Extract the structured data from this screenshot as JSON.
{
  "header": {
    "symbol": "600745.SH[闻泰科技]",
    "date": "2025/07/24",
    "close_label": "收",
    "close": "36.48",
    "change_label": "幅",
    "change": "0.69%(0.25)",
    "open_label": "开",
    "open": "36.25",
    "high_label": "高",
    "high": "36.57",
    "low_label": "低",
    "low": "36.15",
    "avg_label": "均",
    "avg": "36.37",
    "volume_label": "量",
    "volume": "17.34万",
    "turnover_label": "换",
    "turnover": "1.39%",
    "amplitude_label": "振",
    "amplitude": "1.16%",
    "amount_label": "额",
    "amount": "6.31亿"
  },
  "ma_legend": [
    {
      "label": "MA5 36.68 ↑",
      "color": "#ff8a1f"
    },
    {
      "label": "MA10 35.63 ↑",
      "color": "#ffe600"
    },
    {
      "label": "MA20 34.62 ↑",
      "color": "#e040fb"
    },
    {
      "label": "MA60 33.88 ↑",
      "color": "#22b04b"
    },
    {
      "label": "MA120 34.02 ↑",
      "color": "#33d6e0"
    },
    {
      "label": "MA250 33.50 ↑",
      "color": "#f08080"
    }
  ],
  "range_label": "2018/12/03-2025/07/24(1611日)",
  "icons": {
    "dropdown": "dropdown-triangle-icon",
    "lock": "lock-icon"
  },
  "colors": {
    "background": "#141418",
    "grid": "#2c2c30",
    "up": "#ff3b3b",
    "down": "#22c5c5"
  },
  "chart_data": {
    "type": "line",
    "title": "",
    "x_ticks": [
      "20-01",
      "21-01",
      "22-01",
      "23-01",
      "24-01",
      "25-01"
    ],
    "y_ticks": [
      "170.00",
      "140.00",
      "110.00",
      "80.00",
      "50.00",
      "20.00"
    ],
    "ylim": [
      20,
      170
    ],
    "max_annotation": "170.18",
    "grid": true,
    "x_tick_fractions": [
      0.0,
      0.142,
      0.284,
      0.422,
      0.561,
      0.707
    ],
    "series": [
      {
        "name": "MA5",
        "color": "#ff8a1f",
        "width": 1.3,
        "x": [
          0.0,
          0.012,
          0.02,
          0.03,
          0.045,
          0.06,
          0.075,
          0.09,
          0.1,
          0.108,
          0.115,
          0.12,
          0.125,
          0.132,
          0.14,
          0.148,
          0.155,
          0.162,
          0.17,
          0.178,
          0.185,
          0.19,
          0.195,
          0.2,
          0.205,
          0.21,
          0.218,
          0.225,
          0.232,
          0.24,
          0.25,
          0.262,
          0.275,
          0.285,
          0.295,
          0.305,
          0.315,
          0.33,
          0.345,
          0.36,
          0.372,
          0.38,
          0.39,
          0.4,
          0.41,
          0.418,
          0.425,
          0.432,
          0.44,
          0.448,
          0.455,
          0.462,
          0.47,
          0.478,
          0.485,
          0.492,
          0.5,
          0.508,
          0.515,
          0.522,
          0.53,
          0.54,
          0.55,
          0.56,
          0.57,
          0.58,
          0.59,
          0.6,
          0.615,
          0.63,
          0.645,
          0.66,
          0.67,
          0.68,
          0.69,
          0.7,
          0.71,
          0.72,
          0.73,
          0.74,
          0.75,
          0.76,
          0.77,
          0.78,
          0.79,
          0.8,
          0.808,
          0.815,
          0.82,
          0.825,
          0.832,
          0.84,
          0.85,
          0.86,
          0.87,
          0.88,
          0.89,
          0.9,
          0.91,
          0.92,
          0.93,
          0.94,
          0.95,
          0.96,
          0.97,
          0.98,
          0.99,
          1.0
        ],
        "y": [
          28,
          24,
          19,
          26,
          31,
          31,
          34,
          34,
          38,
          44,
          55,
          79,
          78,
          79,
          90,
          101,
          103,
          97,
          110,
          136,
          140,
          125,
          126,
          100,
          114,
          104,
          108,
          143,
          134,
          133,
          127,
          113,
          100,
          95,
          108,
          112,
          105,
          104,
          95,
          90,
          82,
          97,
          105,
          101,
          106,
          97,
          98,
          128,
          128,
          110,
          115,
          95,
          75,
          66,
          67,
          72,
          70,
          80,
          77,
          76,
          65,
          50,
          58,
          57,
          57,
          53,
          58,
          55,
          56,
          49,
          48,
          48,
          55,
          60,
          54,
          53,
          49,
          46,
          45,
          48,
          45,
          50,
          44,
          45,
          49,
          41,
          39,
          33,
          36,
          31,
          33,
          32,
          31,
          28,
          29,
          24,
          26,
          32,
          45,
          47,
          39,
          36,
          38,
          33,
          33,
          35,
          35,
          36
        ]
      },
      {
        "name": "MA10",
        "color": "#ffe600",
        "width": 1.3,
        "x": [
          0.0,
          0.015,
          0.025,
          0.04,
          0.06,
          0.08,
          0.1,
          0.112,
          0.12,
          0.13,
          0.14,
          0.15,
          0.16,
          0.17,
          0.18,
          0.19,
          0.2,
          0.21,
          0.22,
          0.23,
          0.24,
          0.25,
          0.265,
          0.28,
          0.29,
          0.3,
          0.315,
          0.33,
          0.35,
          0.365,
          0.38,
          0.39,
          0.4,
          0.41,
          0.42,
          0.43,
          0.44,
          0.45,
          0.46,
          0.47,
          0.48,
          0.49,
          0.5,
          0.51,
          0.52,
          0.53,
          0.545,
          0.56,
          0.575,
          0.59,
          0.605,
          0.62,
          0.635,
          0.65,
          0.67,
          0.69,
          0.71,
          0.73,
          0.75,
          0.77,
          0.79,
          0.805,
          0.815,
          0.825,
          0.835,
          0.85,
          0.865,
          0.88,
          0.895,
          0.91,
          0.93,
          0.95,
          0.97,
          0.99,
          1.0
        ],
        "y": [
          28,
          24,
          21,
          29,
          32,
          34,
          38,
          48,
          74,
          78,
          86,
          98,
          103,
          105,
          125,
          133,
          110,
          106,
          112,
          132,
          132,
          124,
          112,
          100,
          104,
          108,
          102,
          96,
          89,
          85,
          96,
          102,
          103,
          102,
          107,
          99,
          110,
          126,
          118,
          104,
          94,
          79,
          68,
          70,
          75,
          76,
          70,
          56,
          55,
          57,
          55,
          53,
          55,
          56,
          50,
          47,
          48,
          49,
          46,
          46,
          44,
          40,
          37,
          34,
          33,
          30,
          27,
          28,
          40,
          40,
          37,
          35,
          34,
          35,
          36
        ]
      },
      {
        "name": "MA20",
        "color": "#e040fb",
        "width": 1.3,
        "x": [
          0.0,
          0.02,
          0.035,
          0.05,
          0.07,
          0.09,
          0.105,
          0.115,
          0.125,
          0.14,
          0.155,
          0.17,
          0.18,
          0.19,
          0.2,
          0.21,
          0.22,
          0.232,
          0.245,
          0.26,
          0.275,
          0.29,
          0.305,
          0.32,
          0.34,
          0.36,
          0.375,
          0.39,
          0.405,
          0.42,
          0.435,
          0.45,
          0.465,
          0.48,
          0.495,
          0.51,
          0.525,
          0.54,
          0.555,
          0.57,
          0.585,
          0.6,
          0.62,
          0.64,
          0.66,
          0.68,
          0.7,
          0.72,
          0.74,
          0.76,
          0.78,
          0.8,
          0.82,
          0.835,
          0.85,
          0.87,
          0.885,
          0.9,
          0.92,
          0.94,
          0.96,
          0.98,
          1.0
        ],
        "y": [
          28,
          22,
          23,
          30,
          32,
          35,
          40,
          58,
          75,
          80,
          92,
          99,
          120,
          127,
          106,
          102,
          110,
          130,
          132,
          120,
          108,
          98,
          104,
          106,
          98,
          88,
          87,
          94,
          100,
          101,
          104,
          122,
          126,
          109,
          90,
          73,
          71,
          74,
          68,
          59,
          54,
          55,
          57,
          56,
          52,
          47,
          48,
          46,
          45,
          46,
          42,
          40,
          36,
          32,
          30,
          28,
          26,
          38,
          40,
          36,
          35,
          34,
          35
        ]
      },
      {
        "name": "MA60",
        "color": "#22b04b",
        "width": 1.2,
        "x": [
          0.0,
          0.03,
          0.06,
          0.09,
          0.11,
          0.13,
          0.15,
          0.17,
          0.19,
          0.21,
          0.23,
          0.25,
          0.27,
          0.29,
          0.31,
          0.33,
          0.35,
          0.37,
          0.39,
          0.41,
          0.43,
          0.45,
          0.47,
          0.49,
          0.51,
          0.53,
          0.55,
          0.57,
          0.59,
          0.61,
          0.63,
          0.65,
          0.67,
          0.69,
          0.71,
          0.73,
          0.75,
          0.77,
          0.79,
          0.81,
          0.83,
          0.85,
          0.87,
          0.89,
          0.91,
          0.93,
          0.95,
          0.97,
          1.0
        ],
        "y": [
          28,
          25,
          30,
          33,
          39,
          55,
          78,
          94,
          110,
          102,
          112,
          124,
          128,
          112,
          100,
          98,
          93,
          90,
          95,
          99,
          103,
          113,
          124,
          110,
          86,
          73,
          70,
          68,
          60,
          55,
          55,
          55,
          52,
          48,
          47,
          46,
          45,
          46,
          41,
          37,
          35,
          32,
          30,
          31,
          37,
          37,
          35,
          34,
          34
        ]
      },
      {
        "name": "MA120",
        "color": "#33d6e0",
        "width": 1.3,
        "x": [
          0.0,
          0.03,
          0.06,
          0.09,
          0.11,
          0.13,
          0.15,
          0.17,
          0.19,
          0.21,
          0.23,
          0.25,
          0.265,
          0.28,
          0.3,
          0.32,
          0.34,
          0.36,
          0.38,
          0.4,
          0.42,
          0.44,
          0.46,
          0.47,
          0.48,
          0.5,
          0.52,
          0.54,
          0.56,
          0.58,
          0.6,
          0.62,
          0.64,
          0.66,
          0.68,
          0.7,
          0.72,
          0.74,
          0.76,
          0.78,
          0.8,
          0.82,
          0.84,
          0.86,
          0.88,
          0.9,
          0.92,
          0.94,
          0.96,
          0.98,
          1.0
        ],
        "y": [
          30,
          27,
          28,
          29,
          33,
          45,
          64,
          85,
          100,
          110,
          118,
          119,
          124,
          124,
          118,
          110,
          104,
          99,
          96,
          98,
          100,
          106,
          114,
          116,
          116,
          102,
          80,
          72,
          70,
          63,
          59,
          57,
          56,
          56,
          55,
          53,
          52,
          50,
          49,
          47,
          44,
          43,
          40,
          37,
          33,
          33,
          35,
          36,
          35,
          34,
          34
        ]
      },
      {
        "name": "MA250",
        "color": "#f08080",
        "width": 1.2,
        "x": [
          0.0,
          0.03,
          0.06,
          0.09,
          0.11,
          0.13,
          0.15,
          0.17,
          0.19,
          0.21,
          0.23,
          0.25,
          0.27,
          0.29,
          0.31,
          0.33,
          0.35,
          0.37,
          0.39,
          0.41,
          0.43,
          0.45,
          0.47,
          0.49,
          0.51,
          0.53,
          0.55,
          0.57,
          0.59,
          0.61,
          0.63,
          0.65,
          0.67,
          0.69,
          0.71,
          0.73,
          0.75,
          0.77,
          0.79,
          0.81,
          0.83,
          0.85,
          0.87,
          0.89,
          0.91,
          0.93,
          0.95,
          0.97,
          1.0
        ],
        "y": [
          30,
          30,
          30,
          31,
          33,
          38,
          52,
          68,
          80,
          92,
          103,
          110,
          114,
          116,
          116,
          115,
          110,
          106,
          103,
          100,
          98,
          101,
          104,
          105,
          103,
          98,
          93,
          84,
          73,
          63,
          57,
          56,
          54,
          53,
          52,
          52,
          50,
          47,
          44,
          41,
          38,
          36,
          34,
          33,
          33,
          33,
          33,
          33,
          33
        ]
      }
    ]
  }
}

**Exercise aim:** Extract every line above that contains the word "name".

**The output:**
        "name": "MA5",
        "name": "MA10",
        "name": "MA20",
        "name": "MA60",
        "name": "MA120",
        "name": "MA250",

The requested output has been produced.